++++ Information shown

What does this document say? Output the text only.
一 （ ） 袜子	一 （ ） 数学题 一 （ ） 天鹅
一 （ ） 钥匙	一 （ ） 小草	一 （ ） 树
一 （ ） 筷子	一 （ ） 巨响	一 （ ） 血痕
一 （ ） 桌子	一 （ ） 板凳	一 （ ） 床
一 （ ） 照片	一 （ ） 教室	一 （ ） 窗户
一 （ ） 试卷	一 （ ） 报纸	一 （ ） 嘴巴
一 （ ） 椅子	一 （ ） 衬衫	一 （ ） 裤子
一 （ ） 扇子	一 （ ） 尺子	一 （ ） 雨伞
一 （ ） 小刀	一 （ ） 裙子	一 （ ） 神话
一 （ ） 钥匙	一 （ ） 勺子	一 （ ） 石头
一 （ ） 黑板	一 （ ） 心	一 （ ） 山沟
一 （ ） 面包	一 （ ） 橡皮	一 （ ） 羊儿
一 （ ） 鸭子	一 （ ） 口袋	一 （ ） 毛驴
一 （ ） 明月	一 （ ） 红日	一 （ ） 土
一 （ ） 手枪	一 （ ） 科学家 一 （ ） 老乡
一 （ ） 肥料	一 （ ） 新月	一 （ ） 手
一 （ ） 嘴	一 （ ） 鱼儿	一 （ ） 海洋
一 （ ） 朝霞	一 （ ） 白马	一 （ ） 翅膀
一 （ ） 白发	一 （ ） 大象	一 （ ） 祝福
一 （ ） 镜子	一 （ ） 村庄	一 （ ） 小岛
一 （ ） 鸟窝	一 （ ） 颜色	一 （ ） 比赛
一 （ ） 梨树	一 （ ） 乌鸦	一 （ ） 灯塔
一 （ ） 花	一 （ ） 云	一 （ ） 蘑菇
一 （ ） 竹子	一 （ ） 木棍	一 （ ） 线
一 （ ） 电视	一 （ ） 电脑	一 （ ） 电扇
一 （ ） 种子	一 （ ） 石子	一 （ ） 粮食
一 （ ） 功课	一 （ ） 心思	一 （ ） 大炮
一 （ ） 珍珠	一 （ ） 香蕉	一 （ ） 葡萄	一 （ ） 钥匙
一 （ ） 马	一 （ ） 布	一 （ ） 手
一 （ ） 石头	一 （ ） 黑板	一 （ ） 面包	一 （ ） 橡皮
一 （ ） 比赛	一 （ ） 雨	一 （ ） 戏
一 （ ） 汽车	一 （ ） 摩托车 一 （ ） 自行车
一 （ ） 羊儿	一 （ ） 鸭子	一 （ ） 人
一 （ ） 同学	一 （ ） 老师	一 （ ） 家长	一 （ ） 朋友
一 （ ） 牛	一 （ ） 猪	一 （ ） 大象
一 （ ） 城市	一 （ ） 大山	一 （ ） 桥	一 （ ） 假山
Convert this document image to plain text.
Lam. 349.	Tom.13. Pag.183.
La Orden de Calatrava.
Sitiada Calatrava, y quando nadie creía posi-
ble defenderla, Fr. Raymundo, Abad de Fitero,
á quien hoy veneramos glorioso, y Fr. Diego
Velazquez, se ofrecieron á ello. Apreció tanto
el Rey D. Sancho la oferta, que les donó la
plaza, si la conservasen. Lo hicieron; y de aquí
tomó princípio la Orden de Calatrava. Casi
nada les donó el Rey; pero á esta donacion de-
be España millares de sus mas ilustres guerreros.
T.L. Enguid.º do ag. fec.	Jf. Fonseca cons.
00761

++++++++

§ **Objective**:
Repeat the records exactly, including every line.

§ **Response**:
What does this document say? Output the text only.
一 （ ） 袜子	一 （ ） 数学题 一 （ ） 天鹅
一 （ ） 钥匙	一 （ ） 小草	一 （ ） 树
一 （ ） 筷子	一 （ ） 巨响	一 （ ） 血痕
一 （ ） 桌子	一 （ ） 板凳	一 （ ） 床
一 （ ） 照片	一 （ ） 教室	一 （ ） 窗户
一 （ ） 试卷	一 （ ） 报纸	一 （ ） 嘴巴
一 （ ） 椅子	一 （ ） 衬衫	一 （ ） 裤子
一 （ ） 扇子	一 （ ） 尺子	一 （ ） 雨伞
一 （ ） 小刀	一 （ ） 裙子	一 （ ） 神话
一 （ ） 钥匙	一 （ ） 勺子	一 （ ） 石头
一 （ ） 黑板	一 （ ） 心	一 （ ） 山沟
一 （ ） 面包	一 （ ） 橡皮	一 （ ） 羊儿
一 （ ） 鸭子	一 （ ） 口袋	一 （ ） 毛驴
一 （ ） 明月	一 （ ） 红日	一 （ ） 土
一 （ ） 手枪	一 （ ） 科学家 一 （ ） 老乡
一 （ ） 肥料	一 （ ） 新月	一 （ ） 手
一 （ ） 嘴	一 （ ） 鱼儿	一 （ ） 海洋
一 （ ） 朝霞	一 （ ） 白马	一 （ ） 翅膀
一 （ ） 白发	一 （ ） 大象	一 （ ） 祝福
一 （ ） 镜子	一 （ ） 村庄	一 （ ） 小岛
一 （ ） 鸟窝	一 （ ） 颜色	一 （ ） 比赛
一 （ ） 梨树	一 （ ） 乌鸦	一 （ ） 灯塔
一 （ ） 花	一 （ ） 云	一 （ ） 蘑菇
一 （ ） 竹子	一 （ ） 木棍	一 （ ） 线
一 （ ） 电视	一 （ ） 电脑	一 （ ） 电扇
一 （ ） 种子	一 （ ） 石子	一 （ ） 粮食
一 （ ） 功课	一 （ ） 心思	一 （ ） 大炮
一 （ ） 珍珠	一 （ ） 香蕉	一 （ ） 葡萄	一 （ ） 钥匙
一 （ ） 马	一 （ ） 布	一 （ ） 手
一 （ ） 石头	一 （ ） 黑板	一 （ ） 面包	一 （ ） 橡皮
一 （ ） 比赛	一 （ ） 雨	一 （ ） 戏
一 （ ） 汽车	一 （ ） 摩托车 一 （ ） 自行车
一 （ ） 羊儿	一 （ ） 鸭子	一 （ ） 人
一 （ ） 同学	一 （ ） 老师	一 （ ） 家长	一 （ ） 朋友
一 （ ） 牛	一 （ ） 猪	一 （ ） 大象
一 （ ） 城市	一 （ ） 大山	一 （ ） 桥	一 （ ） 假山
Convert this document image to plain text.
Lam. 349.	Tom.13. Pag.183.
La Orden de Calatrava.
Sitiada Calatrava, y quando nadie creía posi-
ble defenderla, Fr. Raymundo, Abad de Fitero,
á quien hoy veneramos glorioso, y Fr. Diego
Velazquez, se ofrecieron á ello. Apreció tanto
el Rey D. Sancho la oferta, que les donó la
plaza, si la conservasen. Lo hicieron; y de aquí
tomó princípio la Orden de Calatrava. Casi
nada les donó el Rey; pero á esta donacion de-
be España millares de sus mas ilustres guerreros.
T.L. Enguid.º do ag. fec.	Jf. Fonseca cons.
00761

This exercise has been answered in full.